Stored data entries
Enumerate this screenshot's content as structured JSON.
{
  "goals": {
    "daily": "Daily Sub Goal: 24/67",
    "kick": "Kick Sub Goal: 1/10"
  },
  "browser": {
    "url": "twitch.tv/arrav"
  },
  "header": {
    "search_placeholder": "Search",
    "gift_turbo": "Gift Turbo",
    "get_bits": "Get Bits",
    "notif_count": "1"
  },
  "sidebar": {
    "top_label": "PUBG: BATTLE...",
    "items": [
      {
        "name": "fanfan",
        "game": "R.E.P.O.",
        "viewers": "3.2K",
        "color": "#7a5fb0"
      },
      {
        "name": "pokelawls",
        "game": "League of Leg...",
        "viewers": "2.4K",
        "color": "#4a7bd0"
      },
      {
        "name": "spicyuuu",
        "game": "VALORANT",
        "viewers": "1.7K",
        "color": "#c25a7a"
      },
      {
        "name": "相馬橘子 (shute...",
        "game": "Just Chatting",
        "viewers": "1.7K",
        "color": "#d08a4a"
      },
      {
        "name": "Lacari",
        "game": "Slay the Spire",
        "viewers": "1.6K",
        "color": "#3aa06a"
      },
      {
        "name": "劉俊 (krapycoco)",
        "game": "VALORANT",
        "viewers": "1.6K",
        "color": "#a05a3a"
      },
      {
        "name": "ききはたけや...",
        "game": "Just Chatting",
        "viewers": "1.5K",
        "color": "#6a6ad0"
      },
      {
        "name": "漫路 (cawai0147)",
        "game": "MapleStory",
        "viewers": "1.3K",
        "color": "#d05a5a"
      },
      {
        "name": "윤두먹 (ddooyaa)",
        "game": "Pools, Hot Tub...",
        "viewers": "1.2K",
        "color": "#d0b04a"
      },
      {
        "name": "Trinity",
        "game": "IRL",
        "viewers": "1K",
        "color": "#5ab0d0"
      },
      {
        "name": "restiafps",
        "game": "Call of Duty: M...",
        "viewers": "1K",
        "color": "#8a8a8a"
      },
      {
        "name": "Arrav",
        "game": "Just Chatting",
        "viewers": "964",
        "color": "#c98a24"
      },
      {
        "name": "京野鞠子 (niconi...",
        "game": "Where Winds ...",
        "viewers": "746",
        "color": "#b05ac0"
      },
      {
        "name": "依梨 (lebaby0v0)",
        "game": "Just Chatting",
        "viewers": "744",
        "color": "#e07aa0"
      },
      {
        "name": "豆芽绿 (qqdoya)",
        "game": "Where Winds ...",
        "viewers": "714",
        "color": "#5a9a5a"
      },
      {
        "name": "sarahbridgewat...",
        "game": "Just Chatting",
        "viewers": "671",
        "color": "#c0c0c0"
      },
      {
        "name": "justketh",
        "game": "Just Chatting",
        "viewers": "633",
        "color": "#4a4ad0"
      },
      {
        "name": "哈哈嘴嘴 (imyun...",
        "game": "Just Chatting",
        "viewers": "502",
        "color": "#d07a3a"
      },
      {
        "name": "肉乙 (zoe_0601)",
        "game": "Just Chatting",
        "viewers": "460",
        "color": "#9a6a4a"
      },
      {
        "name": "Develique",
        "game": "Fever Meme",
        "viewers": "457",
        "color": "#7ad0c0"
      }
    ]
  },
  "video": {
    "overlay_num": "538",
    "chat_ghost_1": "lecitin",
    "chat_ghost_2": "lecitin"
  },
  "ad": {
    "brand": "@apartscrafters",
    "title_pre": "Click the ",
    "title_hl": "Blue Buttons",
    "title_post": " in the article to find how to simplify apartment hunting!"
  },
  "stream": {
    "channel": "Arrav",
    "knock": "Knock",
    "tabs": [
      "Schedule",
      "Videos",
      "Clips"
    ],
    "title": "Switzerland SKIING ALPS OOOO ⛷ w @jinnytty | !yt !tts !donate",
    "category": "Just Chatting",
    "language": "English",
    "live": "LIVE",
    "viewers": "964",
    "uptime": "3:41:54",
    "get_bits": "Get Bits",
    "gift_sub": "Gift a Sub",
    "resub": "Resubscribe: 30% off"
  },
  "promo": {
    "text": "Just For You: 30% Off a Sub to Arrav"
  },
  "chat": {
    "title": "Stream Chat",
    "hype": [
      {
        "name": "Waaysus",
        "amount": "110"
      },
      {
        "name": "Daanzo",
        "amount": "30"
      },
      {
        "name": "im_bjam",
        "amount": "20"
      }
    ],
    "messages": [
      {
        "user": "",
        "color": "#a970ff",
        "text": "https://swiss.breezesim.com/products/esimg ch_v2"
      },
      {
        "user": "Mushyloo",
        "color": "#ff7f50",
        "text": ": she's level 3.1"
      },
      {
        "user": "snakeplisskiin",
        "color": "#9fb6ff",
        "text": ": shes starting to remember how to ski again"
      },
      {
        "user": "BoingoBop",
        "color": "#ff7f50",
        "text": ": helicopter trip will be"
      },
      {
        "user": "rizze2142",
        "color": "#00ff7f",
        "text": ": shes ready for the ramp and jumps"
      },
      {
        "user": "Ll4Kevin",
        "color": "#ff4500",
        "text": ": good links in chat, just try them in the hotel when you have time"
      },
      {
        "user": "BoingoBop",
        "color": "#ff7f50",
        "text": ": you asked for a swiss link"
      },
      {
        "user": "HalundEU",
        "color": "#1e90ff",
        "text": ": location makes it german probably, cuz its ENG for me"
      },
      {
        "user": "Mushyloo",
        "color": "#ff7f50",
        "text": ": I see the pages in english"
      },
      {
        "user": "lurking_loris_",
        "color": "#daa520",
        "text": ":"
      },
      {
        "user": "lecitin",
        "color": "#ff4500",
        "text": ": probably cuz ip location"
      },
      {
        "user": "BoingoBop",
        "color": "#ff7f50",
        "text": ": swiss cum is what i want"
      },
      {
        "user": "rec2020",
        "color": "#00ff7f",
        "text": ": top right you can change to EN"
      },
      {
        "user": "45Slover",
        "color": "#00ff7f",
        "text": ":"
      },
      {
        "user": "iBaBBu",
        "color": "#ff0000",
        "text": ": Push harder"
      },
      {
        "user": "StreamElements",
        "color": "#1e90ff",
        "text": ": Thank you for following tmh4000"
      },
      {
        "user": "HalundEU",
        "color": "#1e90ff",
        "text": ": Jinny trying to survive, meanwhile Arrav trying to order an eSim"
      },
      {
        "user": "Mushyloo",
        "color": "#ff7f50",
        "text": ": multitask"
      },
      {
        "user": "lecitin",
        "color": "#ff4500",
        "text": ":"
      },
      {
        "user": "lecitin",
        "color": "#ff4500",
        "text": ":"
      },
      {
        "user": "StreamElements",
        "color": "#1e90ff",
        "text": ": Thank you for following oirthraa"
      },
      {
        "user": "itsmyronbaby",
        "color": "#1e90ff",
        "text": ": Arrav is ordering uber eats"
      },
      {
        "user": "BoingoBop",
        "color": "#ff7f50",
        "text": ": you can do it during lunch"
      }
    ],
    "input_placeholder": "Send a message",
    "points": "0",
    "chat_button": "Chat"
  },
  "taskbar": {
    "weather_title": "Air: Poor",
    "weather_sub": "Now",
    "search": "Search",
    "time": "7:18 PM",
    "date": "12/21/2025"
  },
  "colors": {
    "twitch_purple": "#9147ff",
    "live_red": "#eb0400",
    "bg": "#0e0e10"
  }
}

EXERCISE INSTRUCTIONS:
Extract every entry above as it appears.

SOLUTION TO THE EXERCISE:
Enumerate this screenshot's content as structured JSON.
{
  "goals": {
    "daily": "Daily Sub Goal: 24/67",
    "kick": "Kick Sub Goal: 1/10"
  },
  "browser": {
    "url": "twitch.tv/arrav"
  },
  "header": {
    "search_placeholder": "Search",
    "gift_turbo": "Gift Turbo",
    "get_bits": "Get Bits",
    "notif_count": "1"
  },
  "sidebar": {
    "top_label": "PUBG: BATTLE...",
    "items": [
      {
        "name": "fanfan",
        "game": "R.E.P.O.",
        "viewers": "3.2K",
        "color": "#7a5fb0"
      },
      {
        "name": "pokelawls",
        "game": "League of Leg...",
        "viewers": "2.4K",
        "color": "#4a7bd0"
      },
      {
        "name": "spicyuuu",
        "game": "VALORANT",
        "viewers": "1.7K",
        "color": "#c25a7a"
      },
      {
        "name": "相馬橘子 (shute...",
        "game": "Just Chatting",
        "viewers": "1.7K",
        "color": "#d08a4a"
      },
      {
        "name": "Lacari",
        "game": "Slay the Spire",
        "viewers": "1.6K",
        "color": "#3aa06a"
      },
      {
        "name": "劉俊 (krapycoco)",
        "game": "VALORANT",
        "viewers": "1.6K",
        "color": "#a05a3a"
      },
      {
        "name": "ききはたけや...",
        "game": "Just Chatting",
        "viewers": "1.5K",
        "color": "#6a6ad0"
      },
      {
        "name": "漫路 (cawai0147)",
        "game": "MapleStory",
        "viewers": "1.3K",
        "color": "#d05a5a"
      },
      {
        "name": "윤두먹 (ddooyaa)",
        "game": "Pools, Hot Tub...",
        "viewers": "1.2K",
        "color": "#d0b04a"
      },
      {
        "name": "Trinity",
        "game": "IRL",
        "viewers": "1K",
        "color": "#5ab0d0"
      },
      {
        "name": "restiafps",
        "game": "Call of Duty: M...",
        "viewers": "1K",
        "color": "#8a8a8a"
      },
      {
        "name": "Arrav",
        "game": "Just Chatting",
        "viewers": "964",
        "color": "#c98a24"
      },
      {
        "name": "京野鞠子 (niconi...",
        "game": "Where Winds ...",
        "viewers": "746",
        "color": "#b05ac0"
      },
      {
        "name": "依梨 (lebaby0v0)",
        "game": "Just Chatting",
        "viewers": "744",
        "color": "#e07aa0"
      },
      {
        "name": "豆芽绿 (qqdoya)",
        "game": "Where Winds ...",
        "viewers": "714",
        "color": "#5a9a5a"
      },
      {
        "name": "sarahbridgewat...",
        "game": "Just Chatting",
        "viewers": "671",
        "color": "#c0c0c0"
      },
      {
        "name": "justketh",
        "game": "Just Chatting",
        "viewers": "633",
        "color": "#4a4ad0"
      },
      {
        "name": "哈哈嘴嘴 (imyun...",
        "game": "Just Chatting",
        "viewers": "502",
        "color": "#d07a3a"
      },
      {
        "name": "肉乙 (zoe_0601)",
        "game": "Just Chatting",
        "viewers": "460",
        "color": "#9a6a4a"
      },
      {
        "name": "Develique",
        "game": "Fever Meme",
        "viewers": "457",
        "color": "#7ad0c0"
      }
    ]
  },
  "video": {
    "overlay_num": "538",
    "chat_ghost_1": "lecitin",
    "chat_ghost_2": "lecitin"
  },
  "ad": {
    "brand": "@apartscrafters",
    "title_pre": "Click the ",
    "title_hl": "Blue Buttons",
    "title_post": " in the article to find how to simplify apartment hunting!"
  },
  "stream": {
    "channel": "Arrav",
    "knock": "Knock",
    "tabs": [
      "Schedule",
      "Videos",
      "Clips"
    ],
    "title": "Switzerland SKIING ALPS OOOO ⛷ w @jinnytty | !yt !tts !donate",
    "category": "Just Chatting",
    "language": "English",
    "live": "LIVE",
    "viewers": "964",
    "uptime": "3:41:54",
    "get_bits": "Get Bits",
    "gift_sub": "Gift a Sub",
    "resub": "Resubscribe: 30% off"
  },
  "promo": {
    "text": "Just For You: 30% Off a Sub to Arrav"
  },
  "chat": {
    "title": "Stream Chat",
    "hype": [
      {
        "name": "Waaysus",
        "amount": "110"
      },
      {
        "name": "Daanzo",
        "amount": "30"
      },
      {
        "name": "im_bjam",
        "amount": "20"
      }
    ],
    "messages": [
      {
        "user": "",
        "color": "#a970ff",
        "text": "https://swiss.breezesim.com/products/esimg ch_v2"
      },
      {
        "user": "Mushyloo",
        "color": "#ff7f50",
        "text": ": she's level 3.1"
      },
      {
        "user": "snakeplisskiin",
        "color": "#9fb6ff",
        "text": ": shes starting to remember how to ski again"
      },
      {
        "user": "BoingoBop",
        "color": "#ff7f50",
        "text": ": helicopter trip will be"
      },
      {
        "user": "rizze2142",
        "color": "#00ff7f",
        "text": ": shes ready for the ramp and jumps"
      },
      {
        "user": "Ll4Kevin",
        "color": "#ff4500",
        "text": ": good links in chat, just try them in the hotel when you have time"
      },
      {
        "user": "BoingoBop",
        "color": "#ff7f50",
        "text": ": you asked for a swiss link"
      },
      {
        "user": "HalundEU",
        "color": "#1e90ff",
        "text": ": location makes it german probably, cuz its ENG for me"
      },
      {
        "user": "Mushyloo",
        "color": "#ff7f50",
        "text": ": I see the pages in english"
      },
      {
        "user": "lurking_loris_",
        "color": "#daa520",
        "text": ":"
      },
      {
        "user": "lecitin",
        "color": "#ff4500",
        "text": ": probably cuz ip location"
      },
      {
        "user": "BoingoBop",
        "color": "#ff7f50",
        "text": ": swiss cum is what i want"
      },
      {
        "user": "rec2020",
        "color": "#00ff7f",
        "text": ": top right you can change to EN"
      },
      {
        "user": "45Slover",
        "color": "#00ff7f",
        "text": ":"
      },
      {
        "user": "iBaBBu",
        "color": "#ff0000",
        "text": ": Push harder"
      },
      {
        "user": "StreamElements",
        "color": "#1e90ff",
        "text": ": Thank you for following tmh4000"
      },
      {
        "user": "HalundEU",
        "color": "#1e90ff",
        "text": ": Jinny trying to survive, meanwhile Arrav trying to order an eSim"
      },
      {
        "user": "Mushyloo",
        "color": "#ff7f50",
        "text": ": multitask"
      },
      {
        "user": "lecitin",
        "color": "#ff4500",
        "text": ":"
      },
      {
        "user": "lecitin",
        "color": "#ff4500",
        "text": ":"
      },
      {
        "user": "StreamElements",
        "color": "#1e90ff",
        "text": ": Thank you for following oirthraa"
      },
      {
        "user": "itsmyronbaby",
        "color": "#1e90ff",
        "text": ": Arrav is ordering uber eats"
      },
      {
        "user": "BoingoBop",
        "color": "#ff7f50",
        "text": ": you can do it during lunch"
      }
    ],
    "input_placeholder": "Send a message",
    "points": "0",
    "chat_button": "Chat"
  },
  "taskbar": {
    "weather_title": "Air: Poor",
    "weather_sub": "Now",
    "search": "Search",
    "time": "7:18 PM",
    "date": "12/21/2025"
  },
  "colors": {
    "twitch_purple": "#9147ff",
    "live_red": "#eb0400",
    "bg": "#0e0e10"
  }
}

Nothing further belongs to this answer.